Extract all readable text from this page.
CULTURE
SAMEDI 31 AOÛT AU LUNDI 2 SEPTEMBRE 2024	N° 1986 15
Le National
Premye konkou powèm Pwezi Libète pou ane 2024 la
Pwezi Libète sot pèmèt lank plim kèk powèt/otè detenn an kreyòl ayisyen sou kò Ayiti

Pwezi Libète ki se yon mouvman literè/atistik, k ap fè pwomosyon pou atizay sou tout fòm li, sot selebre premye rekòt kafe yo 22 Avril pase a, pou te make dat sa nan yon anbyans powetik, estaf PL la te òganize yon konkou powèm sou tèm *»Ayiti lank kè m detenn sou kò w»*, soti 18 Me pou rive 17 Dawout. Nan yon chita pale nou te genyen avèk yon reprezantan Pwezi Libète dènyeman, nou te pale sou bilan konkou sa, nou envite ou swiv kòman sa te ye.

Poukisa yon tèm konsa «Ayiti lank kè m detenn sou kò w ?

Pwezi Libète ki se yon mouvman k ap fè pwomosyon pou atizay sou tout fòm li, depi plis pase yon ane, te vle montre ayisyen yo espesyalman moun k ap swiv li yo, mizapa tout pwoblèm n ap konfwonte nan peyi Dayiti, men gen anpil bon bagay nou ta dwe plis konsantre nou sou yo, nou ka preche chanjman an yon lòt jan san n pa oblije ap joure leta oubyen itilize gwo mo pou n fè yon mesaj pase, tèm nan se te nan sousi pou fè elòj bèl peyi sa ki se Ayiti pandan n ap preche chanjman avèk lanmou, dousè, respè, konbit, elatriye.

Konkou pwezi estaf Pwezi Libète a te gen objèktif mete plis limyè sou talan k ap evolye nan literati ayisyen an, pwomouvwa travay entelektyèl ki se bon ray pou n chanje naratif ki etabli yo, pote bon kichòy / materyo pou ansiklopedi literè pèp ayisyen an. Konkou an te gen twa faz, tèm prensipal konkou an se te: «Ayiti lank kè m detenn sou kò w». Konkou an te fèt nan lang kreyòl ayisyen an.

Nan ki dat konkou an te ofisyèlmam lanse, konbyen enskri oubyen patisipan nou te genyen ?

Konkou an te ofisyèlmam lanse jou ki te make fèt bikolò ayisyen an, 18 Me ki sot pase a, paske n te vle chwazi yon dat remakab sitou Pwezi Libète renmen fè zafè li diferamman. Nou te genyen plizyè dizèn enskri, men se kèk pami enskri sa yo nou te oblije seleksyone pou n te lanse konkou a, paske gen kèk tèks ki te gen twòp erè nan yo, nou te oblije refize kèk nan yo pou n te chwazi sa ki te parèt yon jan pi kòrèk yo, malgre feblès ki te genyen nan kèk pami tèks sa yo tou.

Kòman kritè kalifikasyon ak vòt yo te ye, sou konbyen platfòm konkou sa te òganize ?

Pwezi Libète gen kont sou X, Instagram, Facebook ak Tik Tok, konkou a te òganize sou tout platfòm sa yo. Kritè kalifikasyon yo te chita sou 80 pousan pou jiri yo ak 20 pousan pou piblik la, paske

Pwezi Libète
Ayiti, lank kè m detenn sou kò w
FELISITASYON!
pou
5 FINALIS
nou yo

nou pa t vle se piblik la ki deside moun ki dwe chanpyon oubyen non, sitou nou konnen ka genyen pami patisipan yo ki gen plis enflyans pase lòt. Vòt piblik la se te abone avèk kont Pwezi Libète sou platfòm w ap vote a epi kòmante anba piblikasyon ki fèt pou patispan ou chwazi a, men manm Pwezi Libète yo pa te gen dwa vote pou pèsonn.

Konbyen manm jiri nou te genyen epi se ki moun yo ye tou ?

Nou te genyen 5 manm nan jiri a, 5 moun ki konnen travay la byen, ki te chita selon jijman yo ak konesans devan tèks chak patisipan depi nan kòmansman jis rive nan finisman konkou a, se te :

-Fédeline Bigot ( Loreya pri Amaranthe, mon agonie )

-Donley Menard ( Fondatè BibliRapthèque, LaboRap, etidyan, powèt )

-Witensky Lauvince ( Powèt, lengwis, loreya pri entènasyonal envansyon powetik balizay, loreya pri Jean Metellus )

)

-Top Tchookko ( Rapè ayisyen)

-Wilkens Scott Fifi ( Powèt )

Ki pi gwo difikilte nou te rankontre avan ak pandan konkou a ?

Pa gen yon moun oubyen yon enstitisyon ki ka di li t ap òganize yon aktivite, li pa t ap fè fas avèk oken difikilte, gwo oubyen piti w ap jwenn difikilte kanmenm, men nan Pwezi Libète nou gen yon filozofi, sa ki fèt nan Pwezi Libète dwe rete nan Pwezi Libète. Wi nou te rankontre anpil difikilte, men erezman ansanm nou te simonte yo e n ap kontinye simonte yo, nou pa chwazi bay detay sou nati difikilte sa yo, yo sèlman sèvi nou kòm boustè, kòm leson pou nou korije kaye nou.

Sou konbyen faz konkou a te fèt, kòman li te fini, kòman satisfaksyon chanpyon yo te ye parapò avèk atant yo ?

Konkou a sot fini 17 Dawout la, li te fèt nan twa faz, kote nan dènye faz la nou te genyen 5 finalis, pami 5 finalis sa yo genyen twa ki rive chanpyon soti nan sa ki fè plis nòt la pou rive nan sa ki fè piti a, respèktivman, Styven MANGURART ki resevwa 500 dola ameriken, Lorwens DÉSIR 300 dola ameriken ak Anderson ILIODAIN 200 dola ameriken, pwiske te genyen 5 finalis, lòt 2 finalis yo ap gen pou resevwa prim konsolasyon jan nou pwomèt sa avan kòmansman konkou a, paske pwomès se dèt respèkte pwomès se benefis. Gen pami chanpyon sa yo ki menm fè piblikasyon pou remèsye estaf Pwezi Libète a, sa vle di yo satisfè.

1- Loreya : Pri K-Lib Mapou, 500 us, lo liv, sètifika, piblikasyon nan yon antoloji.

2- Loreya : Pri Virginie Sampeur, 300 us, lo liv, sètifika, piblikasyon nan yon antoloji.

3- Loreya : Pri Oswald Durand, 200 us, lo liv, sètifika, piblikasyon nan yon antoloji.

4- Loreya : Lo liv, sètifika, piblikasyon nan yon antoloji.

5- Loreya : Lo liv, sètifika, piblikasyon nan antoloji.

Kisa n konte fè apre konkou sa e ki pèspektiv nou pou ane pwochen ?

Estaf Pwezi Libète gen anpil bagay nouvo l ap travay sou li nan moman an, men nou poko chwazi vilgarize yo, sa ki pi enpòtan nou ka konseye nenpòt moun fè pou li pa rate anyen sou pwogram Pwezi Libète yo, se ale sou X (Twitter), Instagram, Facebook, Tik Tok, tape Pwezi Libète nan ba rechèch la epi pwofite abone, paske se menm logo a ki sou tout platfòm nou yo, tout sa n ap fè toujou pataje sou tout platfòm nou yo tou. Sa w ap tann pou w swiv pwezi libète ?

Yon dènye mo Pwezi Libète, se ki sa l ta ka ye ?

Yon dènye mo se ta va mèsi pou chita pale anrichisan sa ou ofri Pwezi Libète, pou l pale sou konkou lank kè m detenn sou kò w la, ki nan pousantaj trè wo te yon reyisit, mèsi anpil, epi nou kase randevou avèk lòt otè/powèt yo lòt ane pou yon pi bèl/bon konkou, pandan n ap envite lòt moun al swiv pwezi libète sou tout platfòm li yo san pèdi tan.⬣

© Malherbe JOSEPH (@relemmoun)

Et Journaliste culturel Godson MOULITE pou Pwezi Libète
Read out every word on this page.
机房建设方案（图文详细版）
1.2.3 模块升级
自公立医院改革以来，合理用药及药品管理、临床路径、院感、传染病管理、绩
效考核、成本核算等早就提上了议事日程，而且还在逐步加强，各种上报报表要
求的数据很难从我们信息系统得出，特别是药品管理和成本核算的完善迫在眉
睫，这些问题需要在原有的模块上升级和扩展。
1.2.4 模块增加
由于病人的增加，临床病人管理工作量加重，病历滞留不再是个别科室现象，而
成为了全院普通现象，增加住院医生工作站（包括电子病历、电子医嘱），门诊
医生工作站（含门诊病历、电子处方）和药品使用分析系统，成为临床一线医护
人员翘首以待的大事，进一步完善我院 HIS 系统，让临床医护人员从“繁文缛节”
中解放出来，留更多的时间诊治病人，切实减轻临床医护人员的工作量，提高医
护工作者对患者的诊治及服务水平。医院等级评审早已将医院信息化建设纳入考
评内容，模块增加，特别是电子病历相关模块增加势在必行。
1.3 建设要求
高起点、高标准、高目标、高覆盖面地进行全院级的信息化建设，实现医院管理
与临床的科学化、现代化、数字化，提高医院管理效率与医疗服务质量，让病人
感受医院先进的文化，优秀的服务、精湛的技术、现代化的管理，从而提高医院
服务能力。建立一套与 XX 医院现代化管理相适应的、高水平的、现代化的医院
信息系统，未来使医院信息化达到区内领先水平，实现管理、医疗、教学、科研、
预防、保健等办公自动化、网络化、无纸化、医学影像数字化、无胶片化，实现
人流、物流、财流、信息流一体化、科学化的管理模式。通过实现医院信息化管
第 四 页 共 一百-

++++++++

• _GIVEN EXERCISE_: Establish how many lines of the material above hold the word "模块增加". Nothing but the count should be returned.

• _EXERCISE RESULT_: 2